Exercise prompt:
Output all the data exactly. Pictures do not belong in the copy.

Material provided:
** BEGIN **

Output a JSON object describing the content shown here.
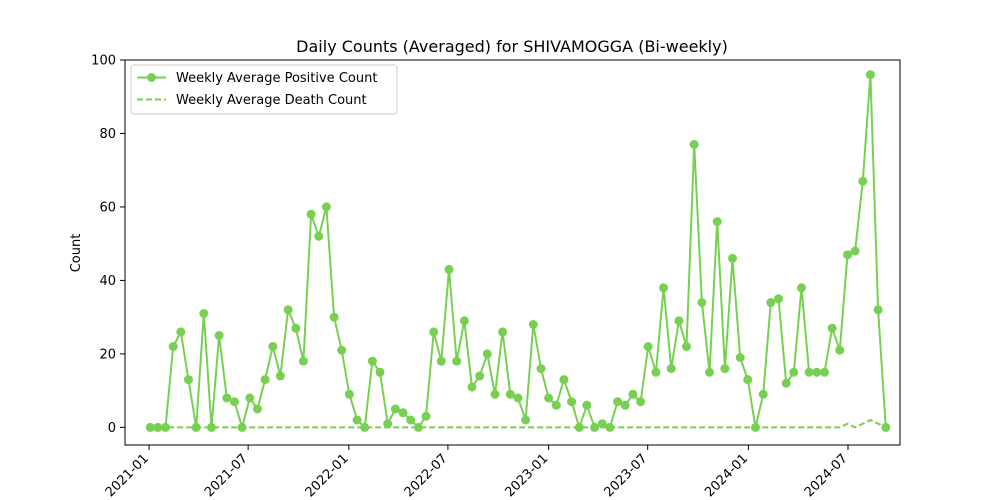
{
  "chart_data": {
    "type": "line",
    "title": "Daily Counts (Averaged) for SHIVAMOGGA (Bi-weekly)",
    "xlabel": "",
    "ylabel": "Count",
    "ylim": [
      -4.8,
      100
    ],
    "yticks": [
      0,
      20,
      40,
      60,
      80,
      100
    ],
    "xlim": [
      "2020-11-18",
      "2024-10-04"
    ],
    "xticks": [
      "2021-01",
      "2021-07",
      "2022-01",
      "2022-07",
      "2023-01",
      "2023-07",
      "2024-01",
      "2024-07"
    ],
    "x_tick_dates": [
      "2021-01-01",
      "2021-07-01",
      "2022-01-01",
      "2022-07-01",
      "2023-01-01",
      "2023-07-01",
      "2024-01-01",
      "2024-07-01"
    ],
    "grid": false,
    "legend_position": "top-left",
    "x": [
      "2021-01-03",
      "2021-01-17",
      "2021-01-31",
      "2021-02-14",
      "2021-02-28",
      "2021-03-14",
      "2021-03-28",
      "2021-04-11",
      "2021-04-25",
      "2021-05-09",
      "2021-05-23",
      "2021-06-06",
      "2021-06-20",
      "2021-07-04",
      "2021-07-18",
      "2021-08-01",
      "2021-08-15",
      "2021-08-29",
      "2021-09-12",
      "2021-09-26",
      "2021-10-10",
      "2021-10-24",
      "2021-11-07",
      "2021-11-21",
      "2021-12-05",
      "2021-12-19",
      "2022-01-02",
      "2022-01-16",
      "2022-01-30",
      "2022-02-13",
      "2022-02-27",
      "2022-03-13",
      "2022-03-27",
      "2022-04-10",
      "2022-04-24",
      "2022-05-08",
      "2022-05-22",
      "2022-06-05",
      "2022-06-19",
      "2022-07-03",
      "2022-07-17",
      "2022-07-31",
      "2022-08-14",
      "2022-08-28",
      "2022-09-11",
      "2022-09-25",
      "2022-10-09",
      "2022-10-23",
      "2022-11-06",
      "2022-11-20",
      "2022-12-04",
      "2022-12-18",
      "2023-01-01",
      "2023-01-15",
      "2023-01-29",
      "2023-02-12",
      "2023-02-26",
      "2023-03-12",
      "2023-03-26",
      "2023-04-09",
      "2023-04-23",
      "2023-05-07",
      "2023-05-21",
      "2023-06-04",
      "2023-06-18",
      "2023-07-02",
      "2023-07-16",
      "2023-07-30",
      "2023-08-13",
      "2023-08-27",
      "2023-09-10",
      "2023-09-24",
      "2023-10-08",
      "2023-10-22",
      "2023-11-05",
      "2023-11-19",
      "2023-12-03",
      "2023-12-17",
      "2023-12-31",
      "2024-01-14",
      "2024-01-28",
      "2024-02-11",
      "2024-02-25",
      "2024-03-10",
      "2024-03-24",
      "2024-04-07",
      "2024-04-21",
      "2024-05-05",
      "2024-05-19",
      "2024-06-02",
      "2024-06-16",
      "2024-06-30",
      "2024-07-14",
      "2024-07-28",
      "2024-08-11",
      "2024-08-25",
      "2024-09-08"
    ],
    "series": [
      {
        "name": "Weekly Average Positive Count",
        "color": "#77d052",
        "style": "solid",
        "marker": "circle",
        "values": [
          0,
          0,
          0,
          22,
          26,
          13,
          0,
          31,
          0,
          25,
          8,
          7,
          0,
          8,
          5,
          13,
          22,
          14,
          32,
          27,
          18,
          58,
          52,
          60,
          30,
          21,
          9,
          2,
          0,
          18,
          15,
          1,
          5,
          4,
          2,
          0,
          3,
          26,
          18,
          43,
          18,
          29,
          11,
          14,
          20,
          9,
          26,
          9,
          8,
          2,
          28,
          16,
          8,
          6,
          13,
          7,
          0,
          6,
          0,
          1,
          0,
          7,
          6,
          9,
          7,
          22,
          15,
          38,
          16,
          29,
          22,
          77,
          34,
          15,
          56,
          16,
          46,
          19,
          13,
          0,
          9,
          34,
          35,
          12,
          15,
          38,
          15,
          15,
          15,
          27,
          21,
          47,
          48,
          67,
          96,
          32,
          0
        ]
      },
      {
        "name": "Weekly Average Death Count",
        "color": "#77d052",
        "style": "dashed",
        "marker": "none",
        "values": [
          0,
          0,
          0,
          0,
          0,
          0,
          0,
          0,
          0,
          0,
          0,
          0,
          0,
          0,
          0,
          0,
          0,
          0,
          0,
          0,
          0,
          0,
          0,
          0,
          0,
          0,
          0,
          0,
          0,
          0,
          0,
          0,
          0,
          0,
          0,
          0,
          0,
          0,
          0,
          0,
          0,
          0,
          0,
          0,
          0,
          0,
          0,
          0,
          0,
          0,
          0,
          0,
          0,
          0,
          0,
          0,
          0,
          0,
          0,
          0,
          0,
          0,
          0,
          0,
          0,
          0,
          0,
          0,
          0,
          0,
          0,
          0,
          0,
          0,
          0,
          0,
          0,
          0,
          0,
          0,
          0,
          0,
          0,
          0,
          0,
          0,
          0,
          0,
          0,
          0,
          0,
          1,
          0,
          1,
          2,
          1,
          0
        ]
      }
    ]
  }
}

** END **

Response to this exercise:
Output a JSON object describing the content shown here.
{
  "chart_data": {
    "type": "line",
    "title": "Daily Counts (Averaged) for SHIVAMOGGA (Bi-weekly)",
    "xlabel": "",
    "ylabel": "Count",
    "ylim": [
      -4.8,
      100
    ],
    "yticks": [
      0,
      20,
      40,
      60,
      80,
      100
    ],
    "xlim": [
      "2020-11-18",
      "2024-10-04"
    ],
    "xticks": [
      "2021-01",
      "2021-07",
      "2022-01",
      "2022-07",
      "2023-01",
      "2023-07",
      "2024-01",
      "2024-07"
    ],
    "x_tick_dates": [
      "2021-01-01",
      "2021-07-01",
      "2022-01-01",
      "2022-07-01",
      "2023-01-01",
      "2023-07-01",
      "2024-01-01",
      "2024-07-01"
    ],
    "grid": false,
    "legend_position": "top-left",
    "x": [
      "2021-01-03",
      "2021-01-17",
      "2021-01-31",
      "2021-02-14",
      "2021-02-28",
      "2021-03-14",
      "2021-03-28",
      "2021-04-11",
      "2021-04-25",
      "2021-05-09",
      "2021-05-23",
      "2021-06-06",
      "2021-06-20",
      "2021-07-04",
      "2021-07-18",
      "2021-08-01",
      "2021-08-15",
      "2021-08-29",
      "2021-09-12",
      "2021-09-26",
      "2021-10-10",
      "2021-10-24",
      "2021-11-07",
      "2021-11-21",
      "2021-12-05",
      "2021-12-19",
      "2022-01-02",
      "2022-01-16",
      "2022-01-30",
      "2022-02-13",
      "2022-02-27",
      "2022-03-13",
      "2022-03-27",
      "2022-04-10",
      "2022-04-24",
      "2022-05-08",
      "2022-05-22",
      "2022-06-05",
      "2022-06-19",
      "2022-07-03",
      "2022-07-17",
      "2022-07-31",
      "2022-08-14",
      "2022-08-28",
      "2022-09-11",
      "2022-09-25",
      "2022-10-09",
      "2022-10-23",
      "2022-11-06",
      "2022-11-20",
      "2022-12-04",
      "2022-12-18",
      "2023-01-01",
      "2023-01-15",
      "2023-01-29",
      "2023-02-12",
      "2023-02-26",
      "2023-03-12",
      "2023-03-26",
      "2023-04-09",
      "2023-04-23",
      "2023-05-07",
      "2023-05-21",
      "2023-06-04",
      "2023-06-18",
      "2023-07-02",
      "2023-07-16",
      "2023-07-30",
      "2023-08-13",
      "2023-08-27",
      "2023-09-10",
      "2023-09-24",
      "2023-10-08",
      "2023-10-22",
      "2023-11-05",
      "2023-11-19",
      "2023-12-03",
      "2023-12-17",
      "2023-12-31",
      "2024-01-14",
      "2024-01-28",
      "2024-02-11",
      "2024-02-25",
      "2024-03-10",
      "2024-03-24",
      "2024-04-07",
      "2024-04-21",
      "2024-05-05",
      "2024-05-19",
      "2024-06-02",
      "2024-06-16",
      "2024-06-30",
      "2024-07-14",
      "2024-07-28",
      "2024-08-11",
      "2024-08-25",
      "2024-09-08"
    ],
    "series": [
      {
        "name": "Weekly Average Positive Count",
        "color": "#77d052",
        "style": "solid",
        "marker": "circle",
        "values": [
          0,
          0,
          0,
          22,
          26,
          13,
          0,
          31,
          0,
          25,
          8,
          7,
          0,
          8,
          5,
          13,
          22,
          14,
          32,
          27,
          18,
          58,
          52,
          60,
          30,
          21,
          9,
          2,
          0,
          18,
          15,
          1,
          5,
          4,
          2,
          0,
          3,
          26,
          18,
          43,
          18,
          29,
          11,
          14,
          20,
          9,
          26,
          9,
          8,
          2,
          28,
          16,
          8,
          6,
          13,
          7,
          0,
          6,
          0,
          1,
          0,
          7,
          6,
          9,
          7,
          22,
          15,
          38,
          16,
          29,
          22,
          77,
          34,
          15,
          56,
          16,
          46,
          19,
          13,
          0,
          9,
          34,
          35,
          12,
          15,
          38,
          15,
          15,
          15,
          27,
          21,
          47,
          48,
          67,
          96,
          32,
          0
        ]
      },
      {
        "name": "Weekly Average Death Count",
        "color": "#77d052",
        "style": "dashed",
        "marker": "none",
        "values": [
          0,
          0,
          0,
          0,
          0,
          0,
          0,
          0,
          0,
          0,
          0,
          0,
          0,
          0,
          0,
          0,
          0,
          0,
          0,
          0,
          0,
          0,
          0,
          0,
          0,
          0,
          0,
          0,
          0,
          0,
          0,
          0,
          0,
          0,
          0,
          0,
          0,
          0,
          0,
          0,
          0,
          0,
          0,
          0,
          0,
          0,
          0,
          0,
          0,
          0,
          0,
          0,
          0,
          0,
          0,
          0,
          0,
          0,
          0,
          0,
          0,
          0,
          0,
          0,
          0,
          0,
          0,
          0,
          0,
          0,
          0,
          0,
          0,
          0,
          0,
          0,
          0,
          0,
          0,
          0,
          0,
          0,
          0,
          0,
          0,
          0,
          0,
          0,
          0,
          0,
          0,
          1,
          0,
          1,
          2,
          1,
          0
        ]
      }
    ]
  }
}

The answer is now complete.